WHAT IS REQUIRED:
Write the number of lines holding the word "一事一议", and nothing else.

LISTED ENTRIES:

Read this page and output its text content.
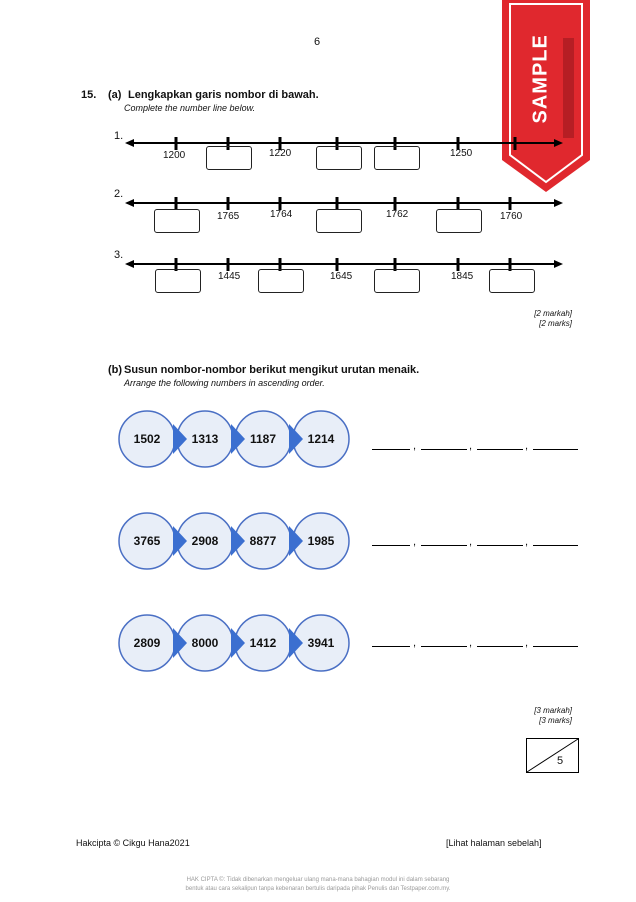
6	SAMPLE
15. (a) Lengkapkan garis nombor di bawah.
Complete the number line below.
1.
1200	1220	1250
2.
1765	1764	1762	1760
3.
1445	1645	1845
[2 markah]
[2 marks]
(b) Susun nombor-nombor berikut mengikut urutan menaik.
Arrange the following numbers in ascending order.
1502	1313	1187	1214	,	,	,
3765	2908	8877	1985	,	,	,
2809	8000	1412	3941	,	,	,
[3 markah]
[3 marks]
5
Hakcipta © Cikgu Hana2021	[Lihat halaman sebelah]
HAK CIPTA ©: Tidak dibenarkan mengeluar ulang mana-mana bahagian modul ini dalam sebarang
bentuk atau cara sekalipun tanpa kebenaran bertulis daripada pihak Penulis dan Testpaper.com.my.
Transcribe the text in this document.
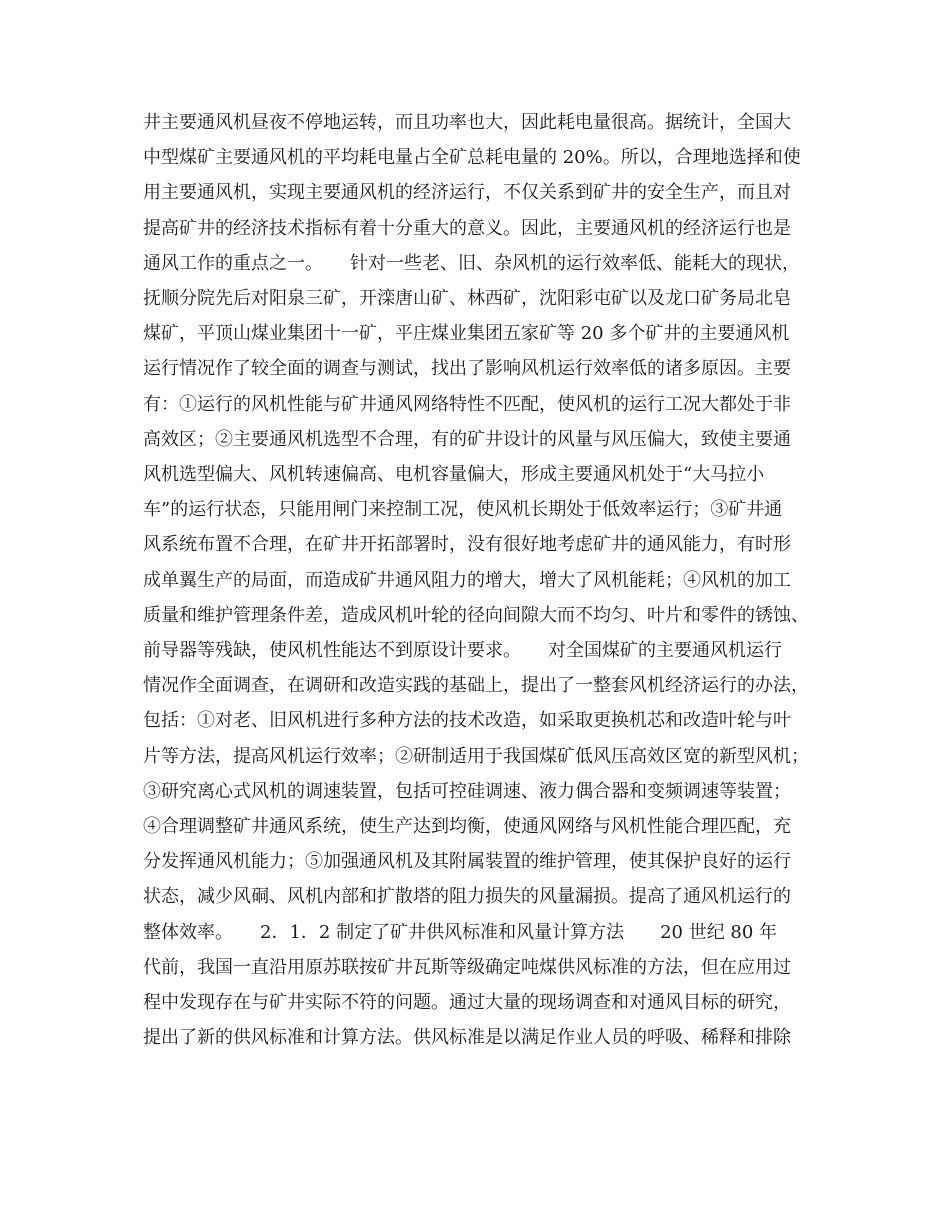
井主要通风机昼夜不停地运转，而且功率也大，因此耗电量很高。据统计，全国大
中型煤矿主要通风机的平均耗电量占全矿总耗电量的 20%。所以，合理地选择和使
用主要通风机，实现主要通风机的经济运行，不仅关系到矿井的安全生产，而且对
提高矿井的经济技术指标有着十分重大的意义。因此，主要通风机的经济运行也是
通风工作的重点之一。　　针对一些老、旧、杂风机的运行效率低、能耗大的现状，
抚顺分院先后对阳泉三矿，开滦唐山矿、林西矿，沈阳彩屯矿以及龙口矿务局北皂
煤矿，平顶山煤业集团十一矿，平庄煤业集团五家矿等 20 多个矿井的主要通风机
运行情况作了较全面的调查与测试，找出了影响风机运行效率低的诸多原因。主要
有：①运行的风机性能与矿井通风网络特性不匹配，使风机的运行工况大都处于非
高效区；②主要通风机选型不合理，有的矿井设计的风量与风压偏大，致使主要通
风机选型偏大、风机转速偏高、电机容量偏大，形成主要通风机处于“大马拉小
车”的运行状态，只能用闸门来控制工况，使风机长期处于低效率运行；③矿井通
风系统布置不合理，在矿井开拓部署时，没有很好地考虑矿井的通风能力，有时形
成单翼生产的局面，而造成矿井通风阻力的增大，增大了风机能耗；④风机的加工
质量和维护管理条件差，造成风机叶轮的径向间隙大而不均匀、叶片和零件的锈蚀、
前导器等残缺，使风机性能达不到原设计要求。　　对全国煤矿的主要通风机运行
情况作全面调查，在调研和改造实践的基础上，提出了一整套风机经济运行的办法，
包括：①对老、旧风机进行多种方法的技术改造，如采取更换机芯和改造叶轮与叶
片等方法，提高风机运行效率；②研制适用于我国煤矿低风压高效区宽的新型风机；
③研究离心式风机的调速装置，包括可控硅调速、液力偶合器和变频调速等装置；
④合理调整矿井通风系统，使生产达到均衡，使通风网络与风机性能合理匹配，充
分发挥通风机能力；⑤加强通风机及其附属装置的维护管理，使其保护良好的运行
状态，减少风硐、风机内部和扩散塔的阻力损失的风量漏损。提高了通风机运行的
整体效率。　　2．1．2 制定了矿井供风标准和风量计算方法　　20 世纪 80 年
代前，我国一直沿用原苏联按矿井瓦斯等级确定吨煤供风标准的方法，但在应用过
程中发现存在与矿井实际不符的问题。通过大量的现场调查和对通风目标的研究，
提出了新的供风标准和计算方法。供风标准是以满足作业人员的呼吸、稀释和排除
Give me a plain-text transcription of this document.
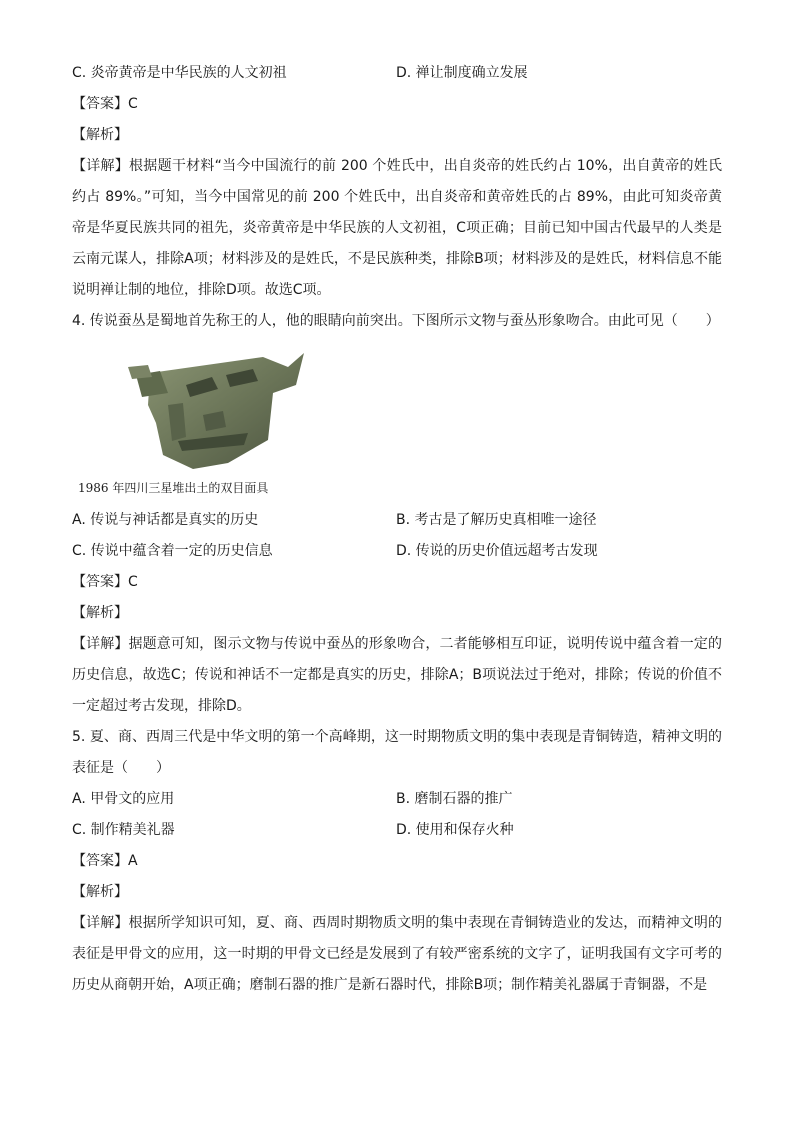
C. 炎帝黄帝是中华民族的人文初祖	D. 禅让制度确立发展
【答案】C
【解析】
【详解】根据题干材料“当今中国流行的前 200 个姓氏中，出自炎帝的姓氏约占 10%，出自黄帝的姓氏约占 89%。”可知，当今中国常见的前 200 个姓氏中，出自炎帝和黄帝姓氏的占 89%，由此可知炎帝黄帝是华夏民族共同的祖先，炎帝黄帝是中华民族的人文初祖，C项正确；目前已知中国古代最早的人类是云南元谋人，排除A项；材料涉及的是姓氏，不是民族种类，排除B项；材料涉及的是姓氏，材料信息不能说明禅让制的地位，排除D项。故选C项。
4. 传说蚕丛是蜀地首先称王的人，他的眼睛向前突出。下图所示文物与蚕丛形象吻合。由此可见（　　）
1986 年四川三星堆出土的双目面具
A. 传说与神话都是真实的历史	B. 考古是了解历史真相唯一途径
C. 传说中蕴含着一定的历史信息	D. 传说的历史价值远超考古发现
【答案】C
【解析】
【详解】据题意可知，图示文物与传说中蚕丛的形象吻合，二者能够相互印证，说明传说中蕴含着一定的历史信息，故选C；传说和神话不一定都是真实的历史，排除A；B项说法过于绝对，排除；传说的价值不一定超过考古发现，排除D。
5. 夏、商、西周三代是中华文明的第一个高峰期，这一时期物质文明的集中表现是青铜铸造，精神文明的表征是（　　）
A. 甲骨文的应用	B. 磨制石器的推广
C. 制作精美礼器	D. 使用和保存火种
【答案】A
【解析】
【详解】根据所学知识可知，夏、商、西周时期物质文明的集中表现在青铜铸造业的发达，而精神文明的表征是甲骨文的应用，这一时期的甲骨文已经是发展到了有较严密系统的文字了，证明我国有文字可考的历史从商朝开始，A项正确；磨制石器的推广是新石器时代，排除B项；制作精美礼器属于青铜器，不是
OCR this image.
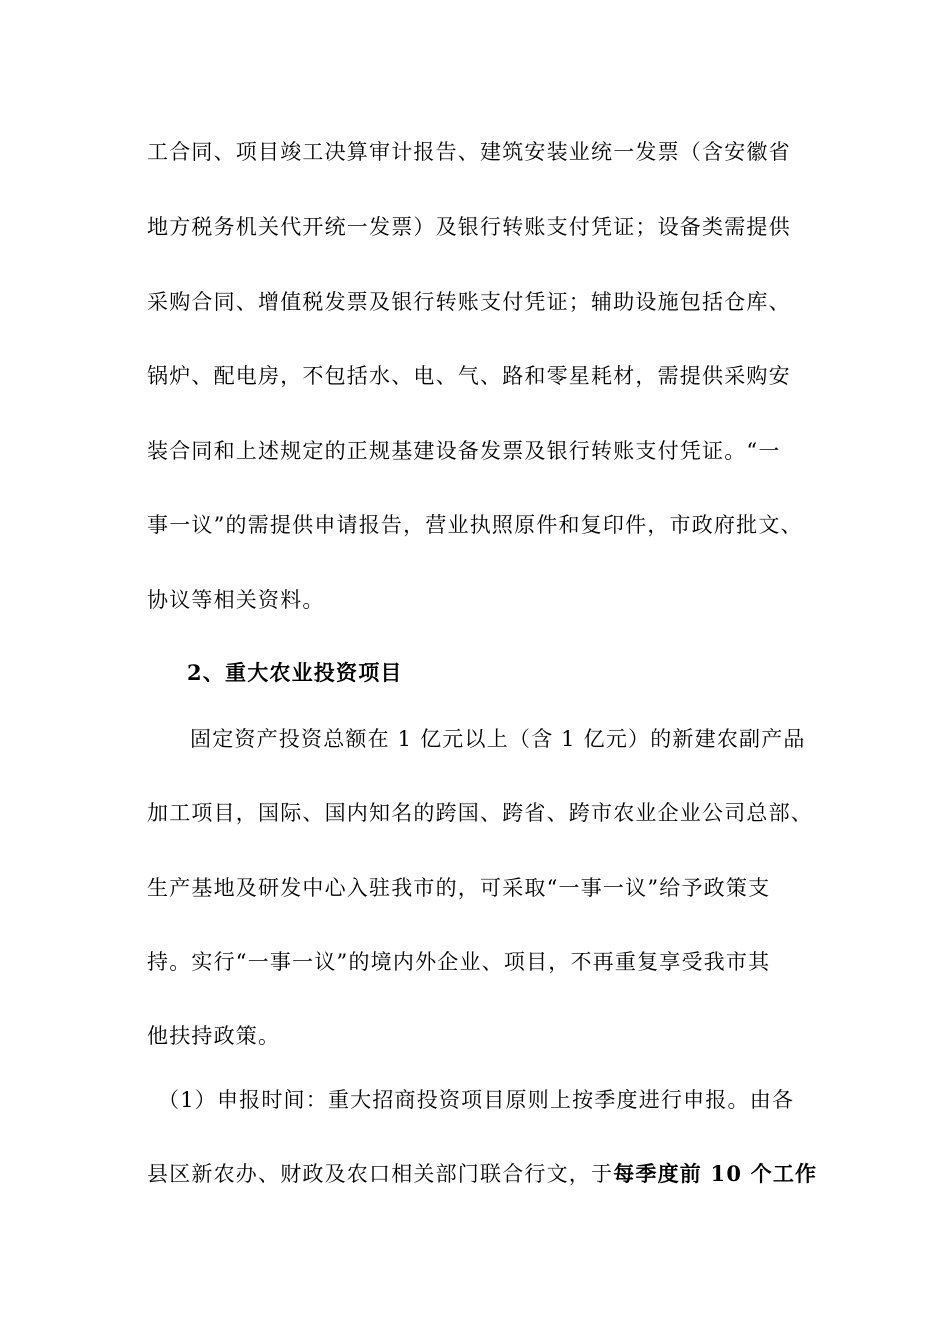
工合同、项目竣工决算审计报告、建筑安装业统一发票（含安徽省
地方税务机关代开统一发票）及银行转账支付凭证；设备类需提供
采购合同、增值税发票及银行转账支付凭证；辅助设施包括仓库、
锅炉、配电房，不包括水、电、气、路和零星耗材，需提供采购安
装合同和上述规定的正规基建设备发票及银行转账支付凭证。“一
事一议”的需提供申请报告，营业执照原件和复印件，市政府批文、
协议等相关资料。
2、重大农业投资项目
固定资产投资总额在 1 亿元以上（含 1 亿元）的新建农副产品
加工项目，国际、国内知名的跨国、跨省、跨市农业企业公司总部、
生产基地及研发中心入驻我市的，可采取“一事一议”给予政策支
持。实行“一事一议”的境内外企业、项目，不再重复享受我市其
他扶持政策。
（1）申报时间：重大招商投资项目原则上按季度进行申报。由各
县区新农办、财政及农口相关部门联合行文，于每季度前 10 个工作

SOLUTION TO THE EXERCISE:
2